Data shown:
— BEGIN —
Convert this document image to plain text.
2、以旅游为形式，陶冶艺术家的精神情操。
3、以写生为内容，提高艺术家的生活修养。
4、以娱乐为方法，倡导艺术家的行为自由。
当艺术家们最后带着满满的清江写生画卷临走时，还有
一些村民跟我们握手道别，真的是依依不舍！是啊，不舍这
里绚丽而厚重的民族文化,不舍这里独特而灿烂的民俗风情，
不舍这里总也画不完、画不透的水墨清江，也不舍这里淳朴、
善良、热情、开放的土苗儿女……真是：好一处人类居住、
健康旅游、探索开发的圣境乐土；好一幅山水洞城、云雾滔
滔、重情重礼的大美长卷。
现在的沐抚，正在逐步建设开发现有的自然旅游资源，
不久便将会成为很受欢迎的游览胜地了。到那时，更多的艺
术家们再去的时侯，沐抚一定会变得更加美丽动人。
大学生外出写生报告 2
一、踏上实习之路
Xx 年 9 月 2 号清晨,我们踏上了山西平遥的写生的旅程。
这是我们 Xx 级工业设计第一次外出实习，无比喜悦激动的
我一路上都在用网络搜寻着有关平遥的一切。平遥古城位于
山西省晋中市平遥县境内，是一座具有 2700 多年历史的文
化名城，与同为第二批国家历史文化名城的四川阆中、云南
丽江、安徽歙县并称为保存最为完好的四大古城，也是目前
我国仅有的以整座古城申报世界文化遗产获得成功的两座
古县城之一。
— END —
Task to carry out:
Repeat every line of the data, exactly and in full.

Complete response:
Convert this document image to plain text.
2、以旅游为形式，陶冶艺术家的精神情操。
3、以写生为内容，提高艺术家的生活修养。
4、以娱乐为方法，倡导艺术家的行为自由。
当艺术家们最后带着满满的清江写生画卷临走时，还有
一些村民跟我们握手道别，真的是依依不舍！是啊，不舍这
里绚丽而厚重的民族文化,不舍这里独特而灿烂的民俗风情，
不舍这里总也画不完、画不透的水墨清江，也不舍这里淳朴、
善良、热情、开放的土苗儿女……真是：好一处人类居住、
健康旅游、探索开发的圣境乐土；好一幅山水洞城、云雾滔
滔、重情重礼的大美长卷。
现在的沐抚，正在逐步建设开发现有的自然旅游资源，
不久便将会成为很受欢迎的游览胜地了。到那时，更多的艺
术家们再去的时侯，沐抚一定会变得更加美丽动人。
大学生外出写生报告 2
一、踏上实习之路
Xx 年 9 月 2 号清晨,我们踏上了山西平遥的写生的旅程。
这是我们 Xx 级工业设计第一次外出实习，无比喜悦激动的
我一路上都在用网络搜寻着有关平遥的一切。平遥古城位于
山西省晋中市平遥县境内，是一座具有 2700 多年历史的文
化名城，与同为第二批国家历史文化名城的四川阆中、云南
丽江、安徽歙县并称为保存最为完好的四大古城，也是目前
我国仅有的以整座古城申报世界文化遗产获得成功的两座
古县城之一。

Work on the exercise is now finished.